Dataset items
(begin)

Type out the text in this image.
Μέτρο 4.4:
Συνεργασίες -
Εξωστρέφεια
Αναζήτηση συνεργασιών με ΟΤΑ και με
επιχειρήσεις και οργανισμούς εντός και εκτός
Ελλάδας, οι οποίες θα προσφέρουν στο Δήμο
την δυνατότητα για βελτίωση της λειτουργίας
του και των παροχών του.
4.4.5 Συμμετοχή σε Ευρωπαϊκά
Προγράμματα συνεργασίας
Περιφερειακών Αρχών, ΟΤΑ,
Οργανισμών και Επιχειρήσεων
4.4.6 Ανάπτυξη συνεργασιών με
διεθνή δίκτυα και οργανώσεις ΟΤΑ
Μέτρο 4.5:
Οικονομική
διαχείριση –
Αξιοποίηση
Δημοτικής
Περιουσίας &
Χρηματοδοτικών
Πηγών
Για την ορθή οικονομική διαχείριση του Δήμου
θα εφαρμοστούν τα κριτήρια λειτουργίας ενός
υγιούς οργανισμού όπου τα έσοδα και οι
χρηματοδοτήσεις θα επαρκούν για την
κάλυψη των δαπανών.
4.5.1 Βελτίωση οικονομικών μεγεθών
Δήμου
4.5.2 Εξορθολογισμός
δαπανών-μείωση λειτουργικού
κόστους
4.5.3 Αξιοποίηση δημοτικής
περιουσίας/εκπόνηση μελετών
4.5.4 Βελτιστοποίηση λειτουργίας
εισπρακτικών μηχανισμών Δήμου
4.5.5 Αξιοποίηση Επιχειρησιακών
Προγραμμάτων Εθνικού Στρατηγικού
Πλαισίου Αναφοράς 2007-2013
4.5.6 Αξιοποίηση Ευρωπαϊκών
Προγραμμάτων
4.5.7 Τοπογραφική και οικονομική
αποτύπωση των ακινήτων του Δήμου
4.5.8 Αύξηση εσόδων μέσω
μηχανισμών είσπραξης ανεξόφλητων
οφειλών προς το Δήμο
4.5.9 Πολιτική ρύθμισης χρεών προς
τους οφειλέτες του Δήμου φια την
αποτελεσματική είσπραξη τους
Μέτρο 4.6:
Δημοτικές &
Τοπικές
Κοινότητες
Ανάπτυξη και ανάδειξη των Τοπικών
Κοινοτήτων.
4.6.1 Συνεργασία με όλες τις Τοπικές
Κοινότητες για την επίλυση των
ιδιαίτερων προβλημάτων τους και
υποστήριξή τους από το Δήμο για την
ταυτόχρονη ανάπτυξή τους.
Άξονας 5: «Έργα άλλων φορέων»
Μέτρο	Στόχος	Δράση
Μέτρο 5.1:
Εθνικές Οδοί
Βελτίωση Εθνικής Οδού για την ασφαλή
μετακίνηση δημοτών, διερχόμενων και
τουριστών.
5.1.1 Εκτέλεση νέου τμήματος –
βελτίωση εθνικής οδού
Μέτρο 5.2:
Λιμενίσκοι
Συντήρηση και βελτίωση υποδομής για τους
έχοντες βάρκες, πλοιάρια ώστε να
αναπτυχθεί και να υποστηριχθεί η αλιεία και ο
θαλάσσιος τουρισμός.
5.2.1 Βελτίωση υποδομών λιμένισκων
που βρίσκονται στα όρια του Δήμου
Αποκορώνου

(end)

> WHAT YOU HAVE TO DO
Output the whole listing above again, word for word.

> ANSWER BELOW
Type out the text in this image.
Μέτρο 4.4:
Συνεργασίες -
Εξωστρέφεια
Αναζήτηση συνεργασιών με ΟΤΑ και με
επιχειρήσεις και οργανισμούς εντός και εκτός
Ελλάδας, οι οποίες θα προσφέρουν στο Δήμο
την δυνατότητα για βελτίωση της λειτουργίας
του και των παροχών του.
4.4.5 Συμμετοχή σε Ευρωπαϊκά
Προγράμματα συνεργασίας
Περιφερειακών Αρχών, ΟΤΑ,
Οργανισμών και Επιχειρήσεων
4.4.6 Ανάπτυξη συνεργασιών με
διεθνή δίκτυα και οργανώσεις ΟΤΑ
Μέτρο 4.5:
Οικονομική
διαχείριση –
Αξιοποίηση
Δημοτικής
Περιουσίας &
Χρηματοδοτικών
Πηγών
Για την ορθή οικονομική διαχείριση του Δήμου
θα εφαρμοστούν τα κριτήρια λειτουργίας ενός
υγιούς οργανισμού όπου τα έσοδα και οι
χρηματοδοτήσεις θα επαρκούν για την
κάλυψη των δαπανών.
4.5.1 Βελτίωση οικονομικών μεγεθών
Δήμου
4.5.2 Εξορθολογισμός
δαπανών-μείωση λειτουργικού
κόστους
4.5.3 Αξιοποίηση δημοτικής
περιουσίας/εκπόνηση μελετών
4.5.4 Βελτιστοποίηση λειτουργίας
εισπρακτικών μηχανισμών Δήμου
4.5.5 Αξιοποίηση Επιχειρησιακών
Προγραμμάτων Εθνικού Στρατηγικού
Πλαισίου Αναφοράς 2007-2013
4.5.6 Αξιοποίηση Ευρωπαϊκών
Προγραμμάτων
4.5.7 Τοπογραφική και οικονομική
αποτύπωση των ακινήτων του Δήμου
4.5.8 Αύξηση εσόδων μέσω
μηχανισμών είσπραξης ανεξόφλητων
οφειλών προς το Δήμο
4.5.9 Πολιτική ρύθμισης χρεών προς
τους οφειλέτες του Δήμου φια την
αποτελεσματική είσπραξη τους
Μέτρο 4.6:
Δημοτικές &
Τοπικές
Κοινότητες
Ανάπτυξη και ανάδειξη των Τοπικών
Κοινοτήτων.
4.6.1 Συνεργασία με όλες τις Τοπικές
Κοινότητες για την επίλυση των
ιδιαίτερων προβλημάτων τους και
υποστήριξή τους από το Δήμο για την
ταυτόχρονη ανάπτυξή τους.
Άξονας 5: «Έργα άλλων φορέων»
Μέτρο	Στόχος	Δράση
Μέτρο 5.1:
Εθνικές Οδοί
Βελτίωση Εθνικής Οδού για την ασφαλή
μετακίνηση δημοτών, διερχόμενων και
τουριστών.
5.1.1 Εκτέλεση νέου τμήματος –
βελτίωση εθνικής οδού
Μέτρο 5.2:
Λιμενίσκοι
Συντήρηση και βελτίωση υποδομής για τους
έχοντες βάρκες, πλοιάρια ώστε να
αναπτυχθεί και να υποστηριχθεί η αλιεία και ο
θαλάσσιος τουρισμός.
5.2.1 Βελτίωση υποδομών λιμένισκων
που βρίσκονται στα όρια του Δήμου
Αποκορώνου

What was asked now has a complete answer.